[Data records]
════════════════
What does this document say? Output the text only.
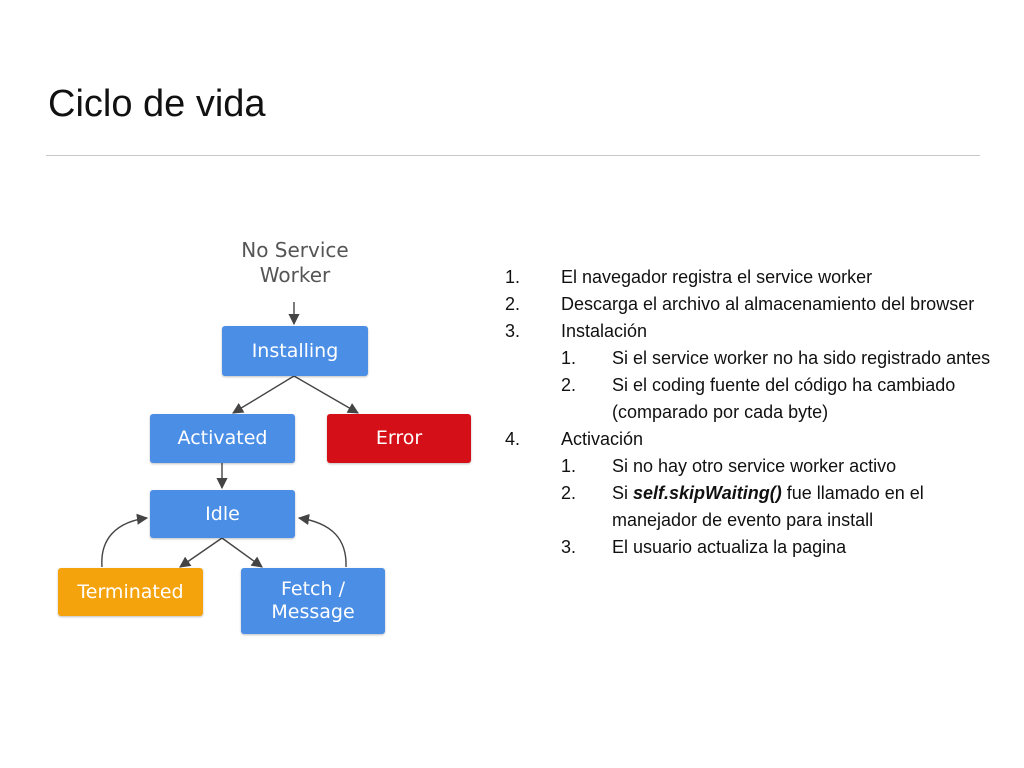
Ciclo de vida
No Service
Worker
Installing
Activated	Error
Idle
Terminated	Fetch /
Message
1.	El navegador registra el service worker
2.	Descarga el archivo al almacenamiento del browser
3.	Instalación
1.	Si el service worker no ha sido registrado antes
2.	Si el coding fuente del código ha cambiado (comparado por cada byte)
4.	Activación
1.	Si no hay otro service worker activo
2.	Si self.skipWaiting() fue llamado en el manejador de evento para install
3.	El usuario actualiza la pagina
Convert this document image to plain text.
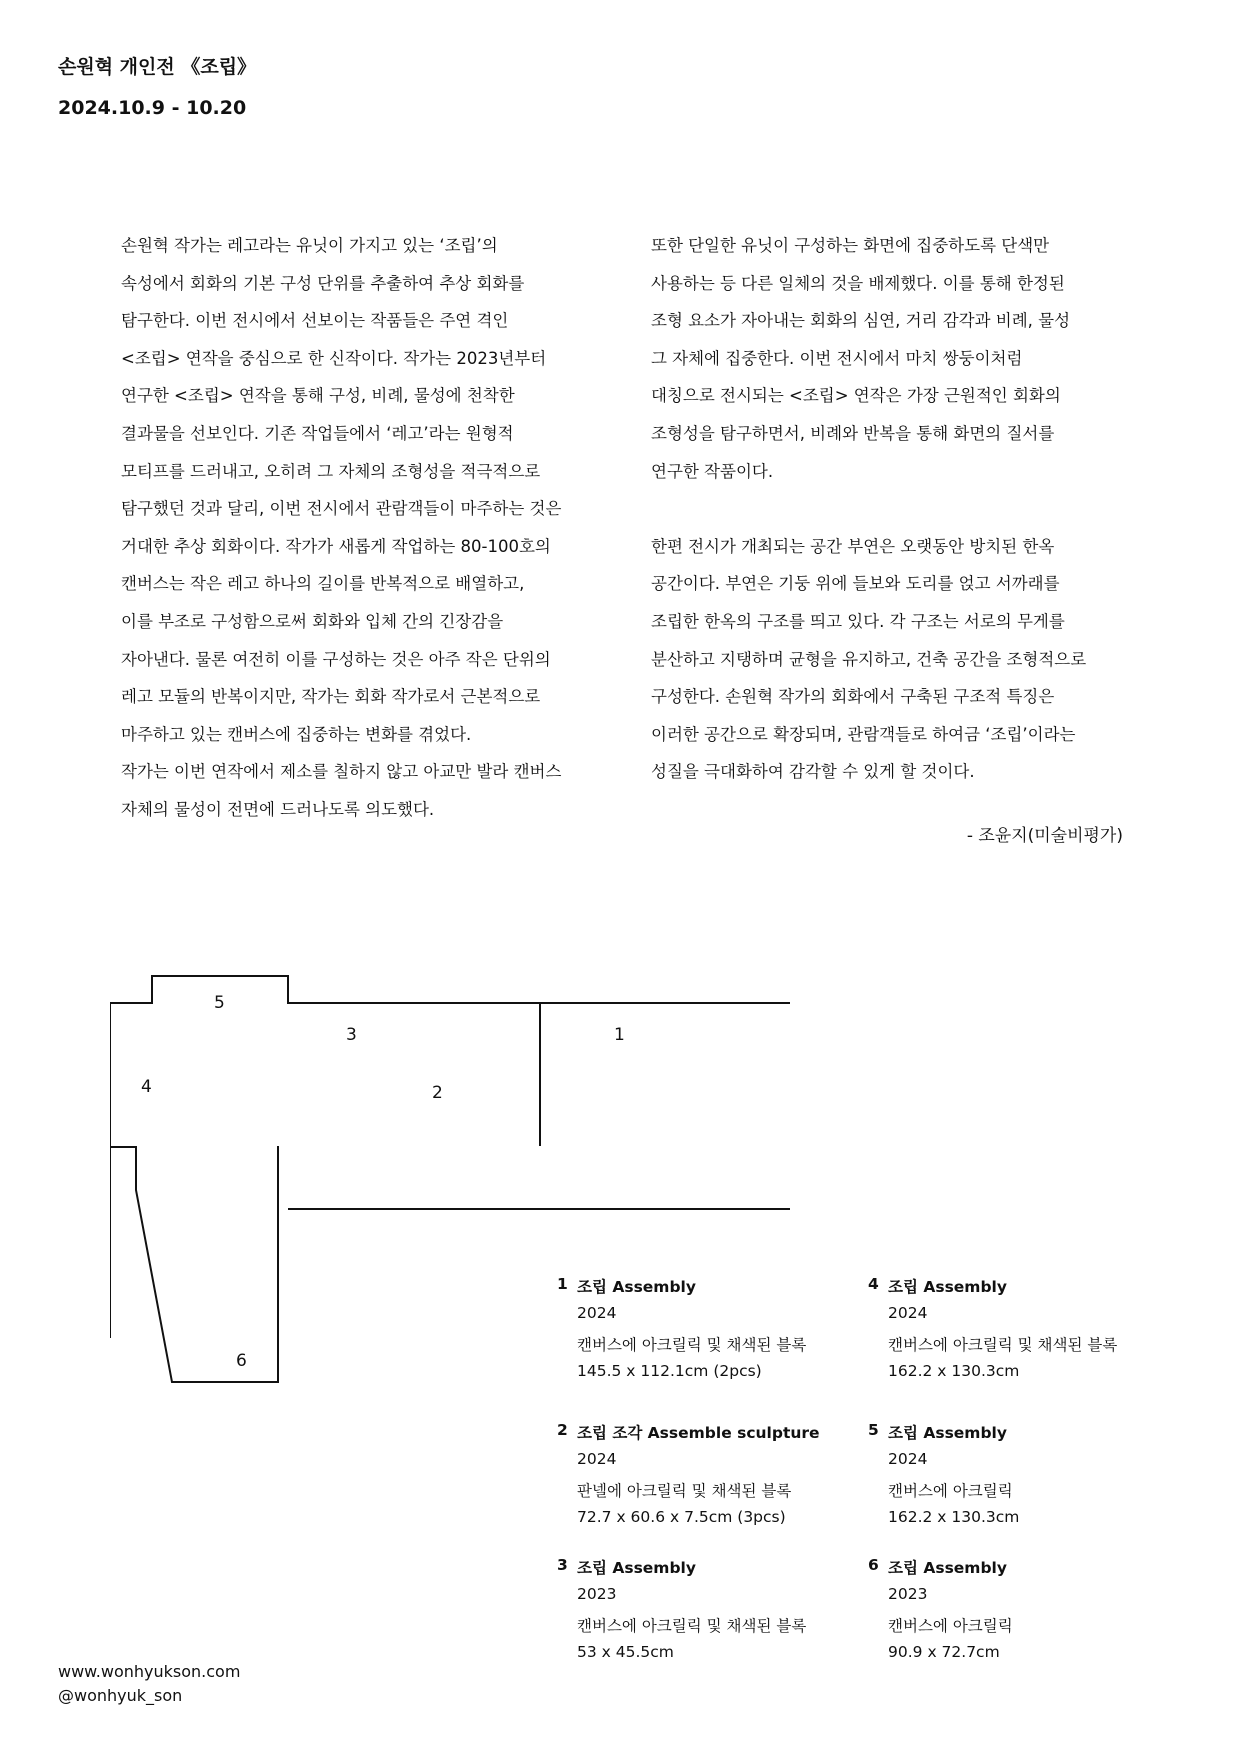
손원혁 개인전 《조립》
2024.10.9 - 10.20
손원혁 작가는 레고라는 유닛이 가지고 있는 ‘조립’의
속성에서 회화의 기본 구성 단위를 추출하여 추상 회화를
탐구한다. 이번 전시에서 선보이는 작품들은 주연 격인
<조립> 연작을 중심으로 한 신작이다. 작가는 2023년부터
연구한 <조립> 연작을 통해 구성, 비례, 물성에 천착한
결과물을 선보인다. 기존 작업들에서 ‘레고’라는 원형적
모티프를 드러내고, 오히려 그 자체의 조형성을 적극적으로
탐구했던 것과 달리, 이번 전시에서 관람객들이 마주하는 것은
거대한 추상 회화이다. 작가가 새롭게 작업하는 80-100호의
캔버스는 작은 레고 하나의 길이를 반복적으로 배열하고,
이를 부조로 구성함으로써 회화와 입체 간의 긴장감을
자아낸다. 물론 여전히 이를 구성하는 것은 아주 작은 단위의
레고 모듈의 반복이지만, 작가는 회화 작가로서 근본적으로
마주하고 있는 캔버스에 집중하는 변화를 겪었다.
작가는 이번 연작에서 제소를 칠하지 않고 아교만 발라 캔버스
자체의 물성이 전면에 드러나도록 의도했다.
또한 단일한 유닛이 구성하는 화면에 집중하도록 단색만
사용하는 등 다른 일체의 것을 배제했다. 이를 통해 한정된
조형 요소가 자아내는 회화의 심연, 거리 감각과 비례, 물성
그 자체에 집중한다. 이번 전시에서 마치 쌍둥이처럼
대칭으로 전시되는 <조립> 연작은 가장 근원적인 회화의
조형성을 탐구하면서, 비례와 반복을 통해 화면의 질서를
연구한 작품이다.
한편 전시가 개최되는 공간 부연은 오랫동안 방치된 한옥
공간이다. 부연은 기둥 위에 들보와 도리를 얹고 서까래를
조립한 한옥의 구조를 띄고 있다. 각 구조는 서로의 무게를
분산하고 지탱하며 균형을 유지하고, 건축 공간을 조형적으로
구성한다. 손원혁 작가의 회화에서 구축된 구조적 특징은
이러한 공간으로 확장되며, 관람객들로 하여금 ‘조립’이라는
성질을 극대화하여 감각할 수 있게 할 것이다.
- 조윤지(미술비평가)
1
2
3
4
5
6
1 조립 Assembly
2024
캔버스에 아크릴릭 및 채색된 블록
145.5 x 112.1cm (2pcs)
2 조립 조각 Assemble sculpture
2024
판넬에 아크릴릭 및 채색된 블록
72.7 x 60.6 x 7.5cm (3pcs)
3 조립 Assembly
2023
캔버스에 아크릴릭 및 채색된 블록
53 x 45.5cm
4 조립 Assembly
2024
캔버스에 아크릴릭 및 채색된 블록
162.2 x 130.3cm
5 조립 Assembly
2024
캔버스에 아크릴릭
162.2 x 130.3cm
6 조립 Assembly
2023
캔버스에 아크릴릭
90.9 x 72.7cm
www.wonhyukson.com
@wonhyuk_son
════════════════
JOB :: From the data above, gather every line that includes the word "Assembly".

FINAL ANSWER ::
1 조립 Assembly
3 조립 Assembly
4 조립 Assembly
5 조립 Assembly
6 조립 Assembly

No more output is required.